(THE REQUEST)
Pick out every line that holds the string "particle" and copy it.

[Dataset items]
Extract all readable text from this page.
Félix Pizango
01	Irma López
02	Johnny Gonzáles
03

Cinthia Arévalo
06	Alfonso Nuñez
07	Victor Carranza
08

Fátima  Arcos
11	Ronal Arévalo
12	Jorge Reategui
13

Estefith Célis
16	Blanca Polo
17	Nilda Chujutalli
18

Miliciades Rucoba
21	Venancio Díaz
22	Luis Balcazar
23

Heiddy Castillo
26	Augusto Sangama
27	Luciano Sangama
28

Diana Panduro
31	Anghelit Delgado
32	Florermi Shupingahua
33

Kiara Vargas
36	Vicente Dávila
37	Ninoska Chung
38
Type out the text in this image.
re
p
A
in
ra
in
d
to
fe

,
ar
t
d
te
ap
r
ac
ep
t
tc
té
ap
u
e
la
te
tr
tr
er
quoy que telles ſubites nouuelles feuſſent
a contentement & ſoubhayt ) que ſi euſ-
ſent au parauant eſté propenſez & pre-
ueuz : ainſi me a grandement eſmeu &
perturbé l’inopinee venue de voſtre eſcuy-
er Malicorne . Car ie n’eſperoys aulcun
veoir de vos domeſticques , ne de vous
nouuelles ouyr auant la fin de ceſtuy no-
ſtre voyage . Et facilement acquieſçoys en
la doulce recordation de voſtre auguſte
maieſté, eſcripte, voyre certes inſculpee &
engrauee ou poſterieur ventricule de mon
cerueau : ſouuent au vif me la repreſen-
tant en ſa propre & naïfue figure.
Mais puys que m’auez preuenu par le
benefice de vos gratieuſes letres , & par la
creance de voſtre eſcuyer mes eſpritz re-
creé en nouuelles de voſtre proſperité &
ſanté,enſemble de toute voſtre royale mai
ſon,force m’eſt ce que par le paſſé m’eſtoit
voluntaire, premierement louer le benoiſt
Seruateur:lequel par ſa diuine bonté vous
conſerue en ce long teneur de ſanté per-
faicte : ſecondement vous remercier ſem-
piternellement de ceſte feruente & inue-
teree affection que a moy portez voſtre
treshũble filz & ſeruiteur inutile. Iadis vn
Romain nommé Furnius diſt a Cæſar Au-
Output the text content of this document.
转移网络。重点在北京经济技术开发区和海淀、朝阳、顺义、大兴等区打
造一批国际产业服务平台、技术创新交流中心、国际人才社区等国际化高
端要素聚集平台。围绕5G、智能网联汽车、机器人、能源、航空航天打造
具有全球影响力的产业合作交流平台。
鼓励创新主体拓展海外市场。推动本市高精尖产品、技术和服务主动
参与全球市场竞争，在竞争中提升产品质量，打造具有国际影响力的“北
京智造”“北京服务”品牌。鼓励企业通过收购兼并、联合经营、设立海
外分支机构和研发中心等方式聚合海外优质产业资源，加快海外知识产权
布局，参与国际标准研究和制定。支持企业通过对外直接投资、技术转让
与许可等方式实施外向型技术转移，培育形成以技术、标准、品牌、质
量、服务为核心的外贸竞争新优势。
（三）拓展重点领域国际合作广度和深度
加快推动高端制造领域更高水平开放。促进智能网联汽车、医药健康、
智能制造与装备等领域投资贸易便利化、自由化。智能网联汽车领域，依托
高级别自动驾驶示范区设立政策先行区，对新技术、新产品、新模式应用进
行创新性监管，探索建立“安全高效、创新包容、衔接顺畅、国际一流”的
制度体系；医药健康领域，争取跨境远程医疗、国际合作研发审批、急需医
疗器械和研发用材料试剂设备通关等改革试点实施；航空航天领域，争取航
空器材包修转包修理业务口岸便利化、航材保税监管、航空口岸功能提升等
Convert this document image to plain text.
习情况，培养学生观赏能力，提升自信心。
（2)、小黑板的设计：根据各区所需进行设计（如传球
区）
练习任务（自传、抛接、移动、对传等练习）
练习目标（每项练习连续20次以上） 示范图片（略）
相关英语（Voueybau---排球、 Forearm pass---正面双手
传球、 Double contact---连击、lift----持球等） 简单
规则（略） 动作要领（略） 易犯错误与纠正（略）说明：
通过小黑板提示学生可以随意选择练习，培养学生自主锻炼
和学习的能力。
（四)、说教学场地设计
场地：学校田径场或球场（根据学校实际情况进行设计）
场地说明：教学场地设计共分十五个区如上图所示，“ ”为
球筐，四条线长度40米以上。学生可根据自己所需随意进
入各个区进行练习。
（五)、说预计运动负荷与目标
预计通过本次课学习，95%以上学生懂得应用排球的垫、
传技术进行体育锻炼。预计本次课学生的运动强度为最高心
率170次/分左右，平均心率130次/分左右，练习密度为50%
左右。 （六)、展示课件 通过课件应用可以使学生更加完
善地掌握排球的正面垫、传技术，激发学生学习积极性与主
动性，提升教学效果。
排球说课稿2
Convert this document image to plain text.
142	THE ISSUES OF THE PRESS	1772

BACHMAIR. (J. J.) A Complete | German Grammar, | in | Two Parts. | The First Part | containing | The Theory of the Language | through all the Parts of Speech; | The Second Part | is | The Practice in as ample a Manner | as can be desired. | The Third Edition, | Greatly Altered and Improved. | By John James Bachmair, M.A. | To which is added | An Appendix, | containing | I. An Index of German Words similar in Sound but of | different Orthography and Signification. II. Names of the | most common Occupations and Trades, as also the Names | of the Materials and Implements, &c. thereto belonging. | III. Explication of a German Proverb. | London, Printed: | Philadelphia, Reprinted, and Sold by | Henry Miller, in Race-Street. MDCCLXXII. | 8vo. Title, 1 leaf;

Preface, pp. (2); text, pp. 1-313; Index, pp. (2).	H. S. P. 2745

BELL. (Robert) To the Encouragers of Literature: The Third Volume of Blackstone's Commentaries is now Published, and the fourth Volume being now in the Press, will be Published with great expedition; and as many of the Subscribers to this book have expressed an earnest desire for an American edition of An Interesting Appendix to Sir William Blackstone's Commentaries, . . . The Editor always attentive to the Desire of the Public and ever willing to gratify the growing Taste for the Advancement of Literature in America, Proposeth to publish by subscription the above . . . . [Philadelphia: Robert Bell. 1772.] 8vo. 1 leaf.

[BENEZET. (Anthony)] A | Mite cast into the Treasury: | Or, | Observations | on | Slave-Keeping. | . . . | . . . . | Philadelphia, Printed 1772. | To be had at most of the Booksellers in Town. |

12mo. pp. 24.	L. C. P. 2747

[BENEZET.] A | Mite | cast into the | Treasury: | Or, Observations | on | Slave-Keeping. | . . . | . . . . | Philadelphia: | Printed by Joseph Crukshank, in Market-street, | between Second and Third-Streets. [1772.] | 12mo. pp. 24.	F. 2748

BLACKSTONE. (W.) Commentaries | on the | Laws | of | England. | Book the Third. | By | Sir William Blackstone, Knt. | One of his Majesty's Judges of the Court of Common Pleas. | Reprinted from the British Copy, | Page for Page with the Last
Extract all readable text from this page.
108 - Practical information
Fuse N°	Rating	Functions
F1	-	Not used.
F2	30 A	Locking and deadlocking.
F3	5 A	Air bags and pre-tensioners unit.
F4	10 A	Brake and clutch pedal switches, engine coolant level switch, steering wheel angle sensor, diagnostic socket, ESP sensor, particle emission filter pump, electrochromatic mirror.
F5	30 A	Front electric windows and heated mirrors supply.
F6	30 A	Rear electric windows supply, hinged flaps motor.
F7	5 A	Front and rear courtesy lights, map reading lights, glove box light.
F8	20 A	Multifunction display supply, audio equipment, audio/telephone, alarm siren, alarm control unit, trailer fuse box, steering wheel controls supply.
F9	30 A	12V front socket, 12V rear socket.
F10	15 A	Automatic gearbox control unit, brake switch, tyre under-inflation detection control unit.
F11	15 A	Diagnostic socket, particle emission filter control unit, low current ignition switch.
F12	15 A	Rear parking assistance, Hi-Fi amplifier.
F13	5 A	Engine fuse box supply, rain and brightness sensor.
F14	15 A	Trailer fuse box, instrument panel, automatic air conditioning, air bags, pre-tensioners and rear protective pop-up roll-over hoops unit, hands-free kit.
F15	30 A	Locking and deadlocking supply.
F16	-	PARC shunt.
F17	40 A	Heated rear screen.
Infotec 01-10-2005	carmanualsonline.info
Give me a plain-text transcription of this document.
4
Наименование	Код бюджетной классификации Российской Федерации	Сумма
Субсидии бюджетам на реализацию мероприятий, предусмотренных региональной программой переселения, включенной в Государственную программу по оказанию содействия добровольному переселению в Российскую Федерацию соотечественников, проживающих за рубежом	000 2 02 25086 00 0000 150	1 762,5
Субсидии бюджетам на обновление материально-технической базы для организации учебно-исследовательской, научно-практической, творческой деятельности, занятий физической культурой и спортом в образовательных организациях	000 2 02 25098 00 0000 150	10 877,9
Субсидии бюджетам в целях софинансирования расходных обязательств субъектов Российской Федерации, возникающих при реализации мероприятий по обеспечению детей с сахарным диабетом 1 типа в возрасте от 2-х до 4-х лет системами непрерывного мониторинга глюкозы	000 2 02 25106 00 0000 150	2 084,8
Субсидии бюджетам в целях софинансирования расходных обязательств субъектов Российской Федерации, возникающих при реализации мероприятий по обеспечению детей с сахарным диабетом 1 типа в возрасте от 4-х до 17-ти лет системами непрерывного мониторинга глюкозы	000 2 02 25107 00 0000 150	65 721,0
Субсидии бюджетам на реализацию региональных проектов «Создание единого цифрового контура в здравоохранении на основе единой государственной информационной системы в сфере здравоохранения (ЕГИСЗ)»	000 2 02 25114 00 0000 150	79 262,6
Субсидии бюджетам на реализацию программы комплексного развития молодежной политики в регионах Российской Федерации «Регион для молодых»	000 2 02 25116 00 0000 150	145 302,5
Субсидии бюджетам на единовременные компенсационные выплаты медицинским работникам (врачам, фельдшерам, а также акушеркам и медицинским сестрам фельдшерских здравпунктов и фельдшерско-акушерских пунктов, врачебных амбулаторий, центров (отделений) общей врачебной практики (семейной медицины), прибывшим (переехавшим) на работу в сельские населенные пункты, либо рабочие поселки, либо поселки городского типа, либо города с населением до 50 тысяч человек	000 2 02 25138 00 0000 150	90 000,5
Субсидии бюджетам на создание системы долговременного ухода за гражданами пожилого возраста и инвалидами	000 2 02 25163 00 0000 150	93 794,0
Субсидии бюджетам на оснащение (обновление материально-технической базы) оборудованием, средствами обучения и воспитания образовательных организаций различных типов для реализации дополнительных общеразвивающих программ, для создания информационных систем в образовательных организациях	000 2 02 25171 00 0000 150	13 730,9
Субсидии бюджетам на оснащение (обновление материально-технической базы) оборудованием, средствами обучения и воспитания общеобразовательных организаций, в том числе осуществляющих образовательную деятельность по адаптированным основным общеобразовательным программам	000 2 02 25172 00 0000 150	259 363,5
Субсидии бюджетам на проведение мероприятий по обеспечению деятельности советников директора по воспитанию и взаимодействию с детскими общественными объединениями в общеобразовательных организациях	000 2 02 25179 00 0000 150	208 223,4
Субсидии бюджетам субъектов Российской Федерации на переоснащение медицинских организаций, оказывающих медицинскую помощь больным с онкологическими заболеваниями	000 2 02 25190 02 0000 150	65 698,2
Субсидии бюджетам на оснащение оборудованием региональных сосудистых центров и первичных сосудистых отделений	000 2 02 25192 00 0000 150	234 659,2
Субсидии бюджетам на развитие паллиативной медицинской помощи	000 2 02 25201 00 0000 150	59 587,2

(TASK RESPONSE)
F4	10 A	Brake and clutch pedal switches, engine coolant level switch, steering wheel angle sensor, diagnostic socket, ESP sensor, particle emission filter pump, electrochromatic mirror.
F11	15 A	Diagnostic socket, particle emission filter control unit, low current ignition switch.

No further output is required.